◆ **Source data**

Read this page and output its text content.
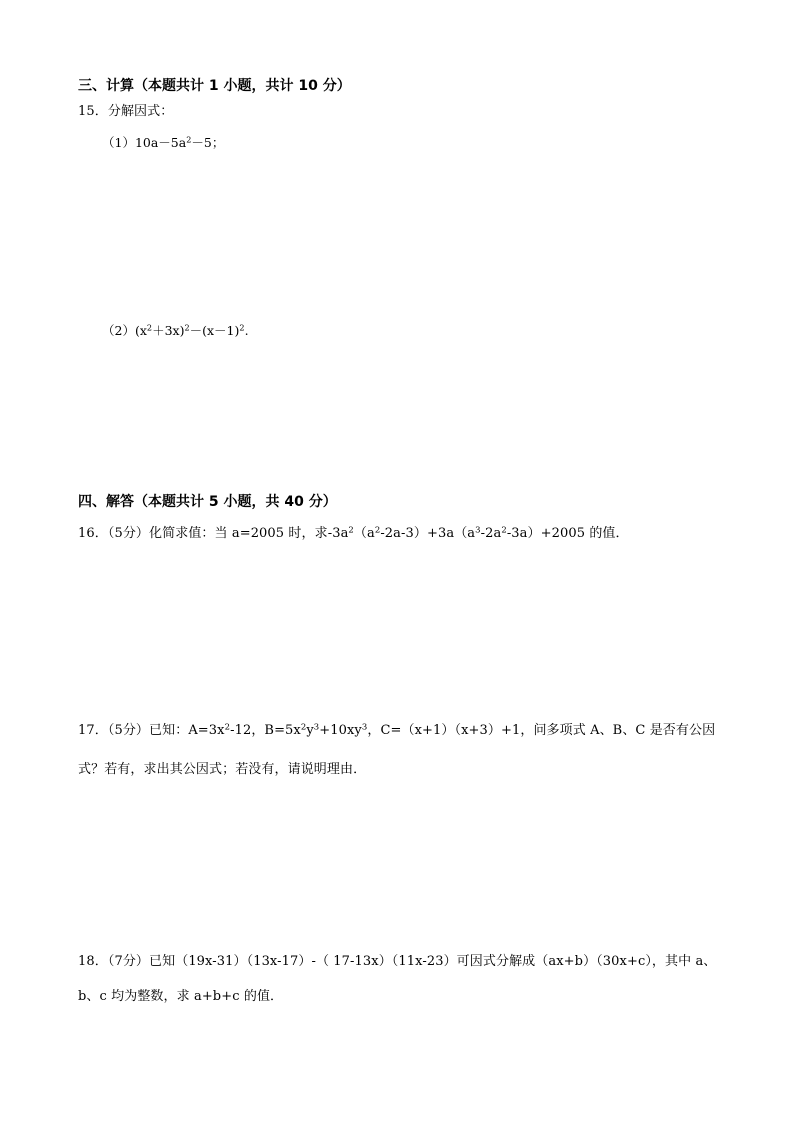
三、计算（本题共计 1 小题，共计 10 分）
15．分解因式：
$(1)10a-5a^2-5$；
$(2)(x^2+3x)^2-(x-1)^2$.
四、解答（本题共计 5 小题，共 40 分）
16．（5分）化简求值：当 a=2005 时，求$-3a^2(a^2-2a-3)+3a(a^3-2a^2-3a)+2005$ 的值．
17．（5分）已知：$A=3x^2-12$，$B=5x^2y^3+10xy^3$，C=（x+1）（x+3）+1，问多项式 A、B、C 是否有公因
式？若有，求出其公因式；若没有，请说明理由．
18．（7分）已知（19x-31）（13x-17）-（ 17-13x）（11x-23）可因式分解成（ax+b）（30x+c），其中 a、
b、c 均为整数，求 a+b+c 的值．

...

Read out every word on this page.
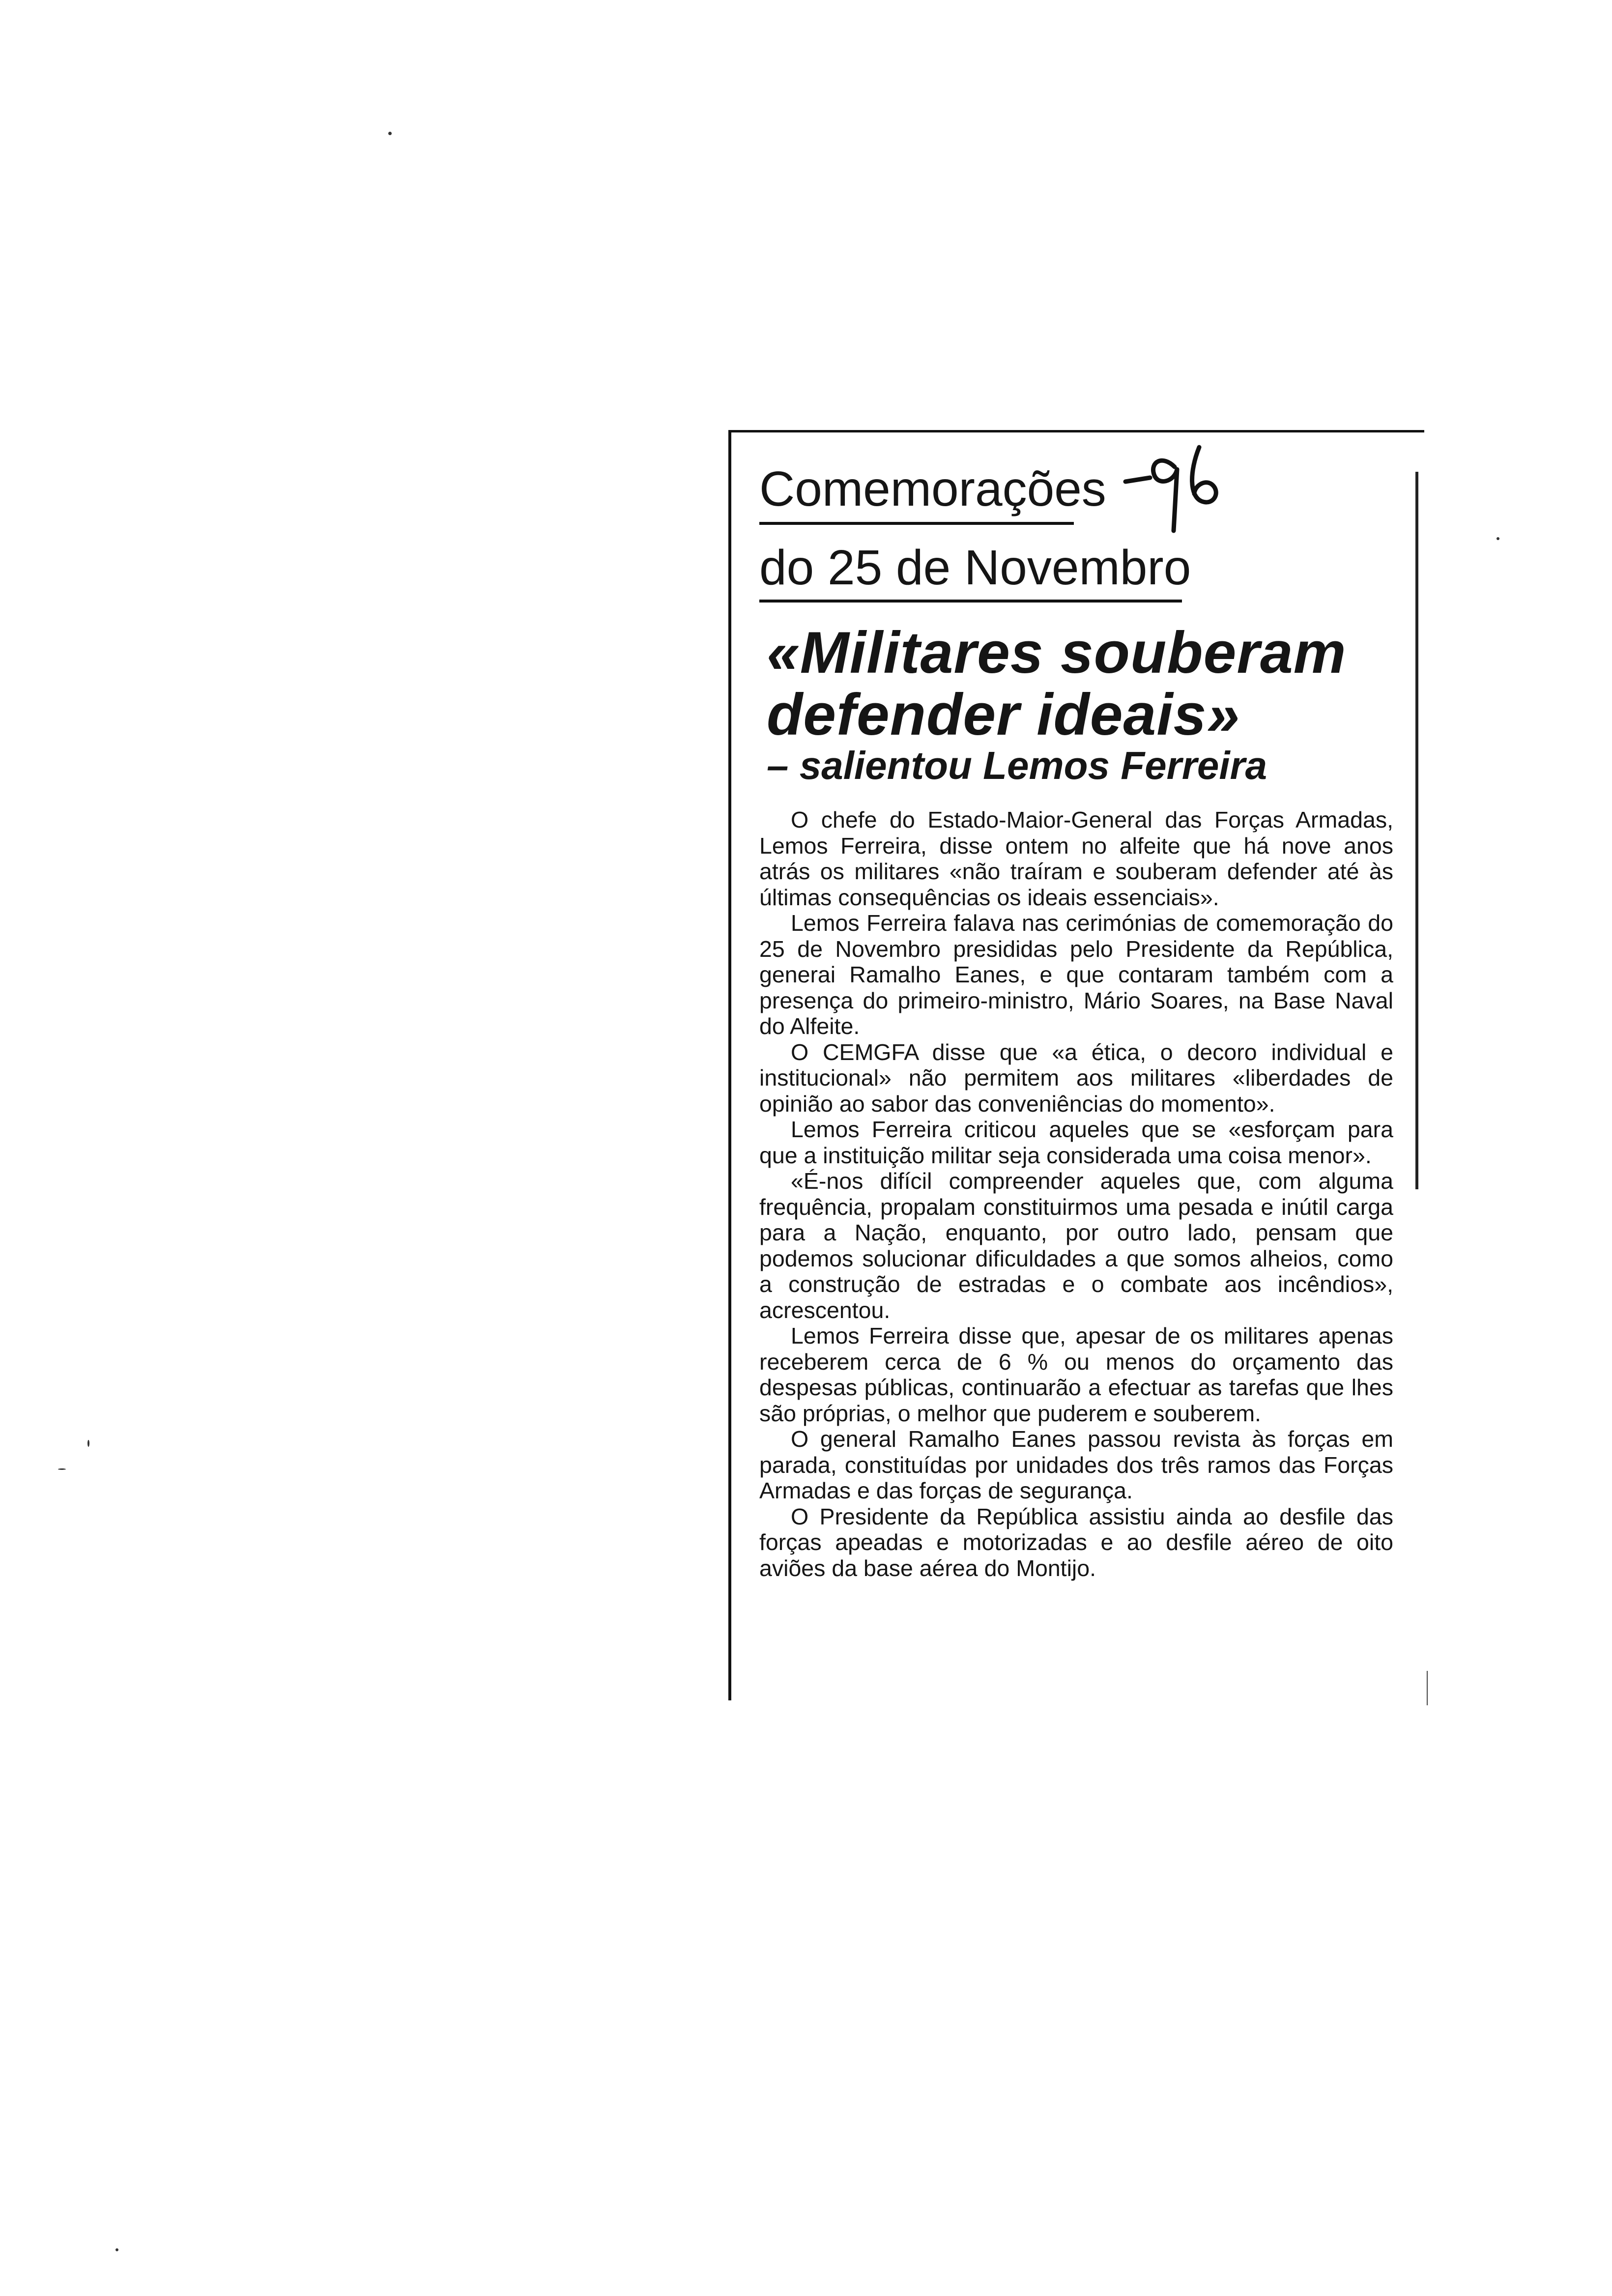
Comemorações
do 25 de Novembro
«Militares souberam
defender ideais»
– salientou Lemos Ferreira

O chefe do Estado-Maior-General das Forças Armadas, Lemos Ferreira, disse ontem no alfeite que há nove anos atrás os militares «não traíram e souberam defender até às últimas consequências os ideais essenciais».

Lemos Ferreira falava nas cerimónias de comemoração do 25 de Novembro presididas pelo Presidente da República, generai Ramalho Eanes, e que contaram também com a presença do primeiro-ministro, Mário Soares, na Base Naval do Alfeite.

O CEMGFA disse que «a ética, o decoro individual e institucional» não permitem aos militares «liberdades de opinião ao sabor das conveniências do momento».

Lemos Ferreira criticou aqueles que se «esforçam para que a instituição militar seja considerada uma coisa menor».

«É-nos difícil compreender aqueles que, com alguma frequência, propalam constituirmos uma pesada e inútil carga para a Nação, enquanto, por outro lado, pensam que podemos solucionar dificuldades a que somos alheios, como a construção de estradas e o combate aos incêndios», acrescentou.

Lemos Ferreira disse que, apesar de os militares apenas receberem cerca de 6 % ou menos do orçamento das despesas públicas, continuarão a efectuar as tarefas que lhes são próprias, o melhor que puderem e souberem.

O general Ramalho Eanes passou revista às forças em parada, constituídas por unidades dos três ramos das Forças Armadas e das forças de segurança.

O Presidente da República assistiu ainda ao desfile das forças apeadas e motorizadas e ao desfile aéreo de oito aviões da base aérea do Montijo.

◆ **Aim of the exercise**
Which lines hold the string "Presidente"? Copy all of them from the data above.

◆ **Complete output**
Lemos Ferreira falava nas cerimónias de comemoração do 25 de Novembro presididas pelo Presidente da República, generai Ramalho Eanes, e que contaram também com a presença do primeiro-ministro, Mário Soares, na Base Naval do Alfeite.
O Presidente da República assistiu ainda ao desfile das forças apeadas e motorizadas e ao desfile aéreo de oito aviões da base aérea do Montijo.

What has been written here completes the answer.